◆ **Set problem**
Collect every line of the records below that contains the word "xlabel".

◆ **Records to use**
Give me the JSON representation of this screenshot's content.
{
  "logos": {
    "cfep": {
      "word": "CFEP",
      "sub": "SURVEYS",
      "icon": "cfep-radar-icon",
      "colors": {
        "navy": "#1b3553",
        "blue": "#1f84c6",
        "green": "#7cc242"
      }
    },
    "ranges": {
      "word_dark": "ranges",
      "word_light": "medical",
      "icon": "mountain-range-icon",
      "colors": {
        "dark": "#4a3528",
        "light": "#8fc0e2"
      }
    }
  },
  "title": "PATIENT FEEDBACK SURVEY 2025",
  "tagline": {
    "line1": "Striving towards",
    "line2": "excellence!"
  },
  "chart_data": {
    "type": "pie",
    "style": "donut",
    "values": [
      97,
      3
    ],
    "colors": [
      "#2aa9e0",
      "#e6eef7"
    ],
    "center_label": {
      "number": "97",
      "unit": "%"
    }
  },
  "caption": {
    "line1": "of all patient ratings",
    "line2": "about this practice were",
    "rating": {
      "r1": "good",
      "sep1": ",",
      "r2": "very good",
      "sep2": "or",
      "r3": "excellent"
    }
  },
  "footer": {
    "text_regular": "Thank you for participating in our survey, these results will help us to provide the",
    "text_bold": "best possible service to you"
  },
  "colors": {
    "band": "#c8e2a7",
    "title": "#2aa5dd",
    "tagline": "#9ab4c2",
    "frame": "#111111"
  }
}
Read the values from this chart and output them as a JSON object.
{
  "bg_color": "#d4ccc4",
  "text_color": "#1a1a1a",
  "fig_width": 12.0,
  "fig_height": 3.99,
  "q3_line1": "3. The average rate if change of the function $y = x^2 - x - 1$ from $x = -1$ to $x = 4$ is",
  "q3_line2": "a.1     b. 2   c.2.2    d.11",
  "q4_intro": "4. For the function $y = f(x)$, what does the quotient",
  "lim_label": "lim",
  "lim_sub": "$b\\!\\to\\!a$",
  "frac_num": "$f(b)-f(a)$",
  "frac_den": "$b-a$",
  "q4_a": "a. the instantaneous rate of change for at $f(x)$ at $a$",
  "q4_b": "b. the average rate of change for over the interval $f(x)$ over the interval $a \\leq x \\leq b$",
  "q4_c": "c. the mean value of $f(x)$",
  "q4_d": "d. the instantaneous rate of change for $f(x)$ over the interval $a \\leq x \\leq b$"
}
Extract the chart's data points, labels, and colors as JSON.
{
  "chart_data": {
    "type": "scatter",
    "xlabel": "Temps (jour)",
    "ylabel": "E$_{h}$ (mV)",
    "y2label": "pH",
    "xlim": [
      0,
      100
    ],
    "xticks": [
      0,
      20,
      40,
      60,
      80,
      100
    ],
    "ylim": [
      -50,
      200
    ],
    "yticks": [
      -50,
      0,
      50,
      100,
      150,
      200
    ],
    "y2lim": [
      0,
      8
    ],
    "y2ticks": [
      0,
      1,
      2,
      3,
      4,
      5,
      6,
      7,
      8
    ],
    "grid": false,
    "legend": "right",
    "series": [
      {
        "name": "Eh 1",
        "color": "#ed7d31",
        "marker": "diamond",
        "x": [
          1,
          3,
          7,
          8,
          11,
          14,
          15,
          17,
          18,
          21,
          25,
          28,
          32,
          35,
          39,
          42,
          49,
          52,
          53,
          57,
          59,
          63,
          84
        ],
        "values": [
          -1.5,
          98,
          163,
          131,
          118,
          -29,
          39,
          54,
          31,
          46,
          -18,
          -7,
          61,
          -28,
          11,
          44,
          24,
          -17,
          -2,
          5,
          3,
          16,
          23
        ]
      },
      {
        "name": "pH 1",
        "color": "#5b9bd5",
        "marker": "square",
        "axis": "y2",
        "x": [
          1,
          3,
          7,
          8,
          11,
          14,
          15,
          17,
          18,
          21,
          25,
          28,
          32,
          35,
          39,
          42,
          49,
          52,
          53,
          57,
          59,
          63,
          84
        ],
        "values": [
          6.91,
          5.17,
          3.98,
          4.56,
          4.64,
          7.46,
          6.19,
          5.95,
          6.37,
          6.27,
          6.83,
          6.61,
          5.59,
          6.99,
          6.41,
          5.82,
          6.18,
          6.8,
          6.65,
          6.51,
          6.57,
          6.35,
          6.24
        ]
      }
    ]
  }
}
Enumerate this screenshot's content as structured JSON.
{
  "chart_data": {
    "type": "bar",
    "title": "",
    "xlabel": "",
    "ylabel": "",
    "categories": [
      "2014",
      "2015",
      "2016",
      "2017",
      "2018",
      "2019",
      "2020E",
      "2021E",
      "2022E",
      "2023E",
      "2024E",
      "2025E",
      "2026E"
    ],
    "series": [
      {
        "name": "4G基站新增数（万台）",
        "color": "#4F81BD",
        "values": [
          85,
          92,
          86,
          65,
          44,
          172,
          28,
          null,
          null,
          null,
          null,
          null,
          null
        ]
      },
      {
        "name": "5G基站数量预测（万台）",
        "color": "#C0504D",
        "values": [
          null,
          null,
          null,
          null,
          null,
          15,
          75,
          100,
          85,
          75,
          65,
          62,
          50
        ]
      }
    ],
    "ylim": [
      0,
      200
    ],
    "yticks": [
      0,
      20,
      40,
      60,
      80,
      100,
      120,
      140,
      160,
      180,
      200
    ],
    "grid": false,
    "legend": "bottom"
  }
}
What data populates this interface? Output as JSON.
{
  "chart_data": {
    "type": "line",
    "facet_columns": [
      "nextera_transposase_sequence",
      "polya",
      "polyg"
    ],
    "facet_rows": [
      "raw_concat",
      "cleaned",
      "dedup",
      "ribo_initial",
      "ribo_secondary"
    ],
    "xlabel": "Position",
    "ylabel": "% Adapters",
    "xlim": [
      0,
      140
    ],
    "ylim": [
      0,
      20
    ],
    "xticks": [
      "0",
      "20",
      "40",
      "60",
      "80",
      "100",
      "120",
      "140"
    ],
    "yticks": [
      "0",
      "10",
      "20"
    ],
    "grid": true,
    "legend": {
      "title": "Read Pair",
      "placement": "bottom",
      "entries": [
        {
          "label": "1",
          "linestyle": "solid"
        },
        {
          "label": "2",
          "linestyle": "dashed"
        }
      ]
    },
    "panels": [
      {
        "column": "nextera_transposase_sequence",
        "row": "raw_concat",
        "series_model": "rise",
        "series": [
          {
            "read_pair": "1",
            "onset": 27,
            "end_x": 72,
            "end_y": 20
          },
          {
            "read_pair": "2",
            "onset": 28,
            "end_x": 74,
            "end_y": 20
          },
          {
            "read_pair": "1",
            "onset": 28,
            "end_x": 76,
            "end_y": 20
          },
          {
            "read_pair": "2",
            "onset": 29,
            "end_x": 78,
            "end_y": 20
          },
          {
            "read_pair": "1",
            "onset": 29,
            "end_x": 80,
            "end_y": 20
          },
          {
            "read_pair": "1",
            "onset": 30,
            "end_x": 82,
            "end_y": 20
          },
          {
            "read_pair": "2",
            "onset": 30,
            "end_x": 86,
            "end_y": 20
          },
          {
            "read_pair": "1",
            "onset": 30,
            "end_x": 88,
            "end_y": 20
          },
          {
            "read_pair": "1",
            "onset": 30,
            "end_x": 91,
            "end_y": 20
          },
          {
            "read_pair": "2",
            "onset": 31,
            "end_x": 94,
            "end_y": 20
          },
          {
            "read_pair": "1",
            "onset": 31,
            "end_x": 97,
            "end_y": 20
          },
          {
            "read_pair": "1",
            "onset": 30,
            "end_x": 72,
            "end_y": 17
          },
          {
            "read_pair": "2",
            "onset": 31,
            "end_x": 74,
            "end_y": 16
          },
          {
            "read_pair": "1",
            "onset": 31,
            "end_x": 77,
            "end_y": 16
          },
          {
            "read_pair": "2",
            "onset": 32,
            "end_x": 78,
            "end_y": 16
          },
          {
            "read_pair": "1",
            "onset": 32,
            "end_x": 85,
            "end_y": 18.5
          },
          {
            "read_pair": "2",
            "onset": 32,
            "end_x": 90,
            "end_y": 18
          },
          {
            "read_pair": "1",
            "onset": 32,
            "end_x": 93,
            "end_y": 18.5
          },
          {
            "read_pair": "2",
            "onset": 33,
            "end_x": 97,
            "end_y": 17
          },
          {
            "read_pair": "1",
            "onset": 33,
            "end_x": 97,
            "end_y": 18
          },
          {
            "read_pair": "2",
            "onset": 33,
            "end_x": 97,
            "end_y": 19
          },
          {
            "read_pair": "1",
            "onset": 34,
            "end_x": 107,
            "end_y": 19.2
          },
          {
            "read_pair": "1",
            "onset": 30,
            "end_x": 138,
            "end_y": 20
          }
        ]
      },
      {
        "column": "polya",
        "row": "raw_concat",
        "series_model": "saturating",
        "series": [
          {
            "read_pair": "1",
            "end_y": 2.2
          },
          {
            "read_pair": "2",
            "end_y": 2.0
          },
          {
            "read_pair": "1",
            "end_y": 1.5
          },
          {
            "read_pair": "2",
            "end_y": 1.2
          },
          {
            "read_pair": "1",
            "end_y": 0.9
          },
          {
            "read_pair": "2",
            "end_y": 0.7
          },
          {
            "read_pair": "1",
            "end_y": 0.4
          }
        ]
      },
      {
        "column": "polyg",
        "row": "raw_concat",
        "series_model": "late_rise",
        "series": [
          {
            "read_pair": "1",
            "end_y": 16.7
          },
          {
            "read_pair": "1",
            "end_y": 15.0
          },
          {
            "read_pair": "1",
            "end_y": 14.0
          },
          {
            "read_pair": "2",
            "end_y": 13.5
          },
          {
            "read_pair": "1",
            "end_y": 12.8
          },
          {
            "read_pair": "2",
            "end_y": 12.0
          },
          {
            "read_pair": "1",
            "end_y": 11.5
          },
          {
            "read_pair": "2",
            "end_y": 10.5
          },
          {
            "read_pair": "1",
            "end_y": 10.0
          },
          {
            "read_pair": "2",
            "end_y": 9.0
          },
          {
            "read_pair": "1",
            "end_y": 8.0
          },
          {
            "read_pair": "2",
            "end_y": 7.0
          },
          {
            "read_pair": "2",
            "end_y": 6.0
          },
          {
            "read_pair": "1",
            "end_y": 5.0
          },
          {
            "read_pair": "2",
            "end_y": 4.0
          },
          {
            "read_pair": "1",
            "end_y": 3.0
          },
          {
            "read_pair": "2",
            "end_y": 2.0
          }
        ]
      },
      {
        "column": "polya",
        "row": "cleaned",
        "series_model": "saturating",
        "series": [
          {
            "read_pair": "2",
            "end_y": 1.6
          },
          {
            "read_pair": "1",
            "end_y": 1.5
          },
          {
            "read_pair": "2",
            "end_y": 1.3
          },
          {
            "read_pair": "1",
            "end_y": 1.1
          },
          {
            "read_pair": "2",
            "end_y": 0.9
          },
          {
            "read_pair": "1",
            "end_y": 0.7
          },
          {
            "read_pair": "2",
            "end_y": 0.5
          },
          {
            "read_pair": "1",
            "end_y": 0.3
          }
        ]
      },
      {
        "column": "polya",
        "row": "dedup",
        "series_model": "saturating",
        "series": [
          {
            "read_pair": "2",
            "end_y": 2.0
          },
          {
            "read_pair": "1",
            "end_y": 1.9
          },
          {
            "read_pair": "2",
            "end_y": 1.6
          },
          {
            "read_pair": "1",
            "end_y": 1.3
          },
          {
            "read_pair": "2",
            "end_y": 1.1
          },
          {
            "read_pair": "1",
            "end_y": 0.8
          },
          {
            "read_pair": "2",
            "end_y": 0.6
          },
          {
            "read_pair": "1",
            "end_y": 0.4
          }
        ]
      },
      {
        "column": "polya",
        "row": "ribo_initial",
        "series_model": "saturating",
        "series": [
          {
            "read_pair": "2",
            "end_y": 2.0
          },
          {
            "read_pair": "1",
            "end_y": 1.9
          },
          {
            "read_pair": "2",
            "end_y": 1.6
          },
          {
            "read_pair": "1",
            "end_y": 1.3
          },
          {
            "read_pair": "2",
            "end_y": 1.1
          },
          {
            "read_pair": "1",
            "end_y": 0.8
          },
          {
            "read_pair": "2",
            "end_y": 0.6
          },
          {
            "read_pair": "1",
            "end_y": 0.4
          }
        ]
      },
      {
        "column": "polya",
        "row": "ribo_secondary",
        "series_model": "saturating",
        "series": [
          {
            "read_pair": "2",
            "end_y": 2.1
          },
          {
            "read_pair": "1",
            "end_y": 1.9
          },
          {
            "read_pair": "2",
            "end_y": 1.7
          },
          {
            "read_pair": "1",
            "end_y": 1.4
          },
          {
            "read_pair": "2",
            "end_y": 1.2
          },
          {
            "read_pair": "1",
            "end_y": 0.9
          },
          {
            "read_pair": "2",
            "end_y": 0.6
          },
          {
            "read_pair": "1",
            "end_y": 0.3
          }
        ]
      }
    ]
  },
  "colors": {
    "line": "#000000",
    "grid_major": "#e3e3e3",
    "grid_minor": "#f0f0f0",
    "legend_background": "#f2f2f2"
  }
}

◆ **Full response**
    "xlabel": "Temps (jour)",
    "xlabel": "",
    "xlabel": "Position",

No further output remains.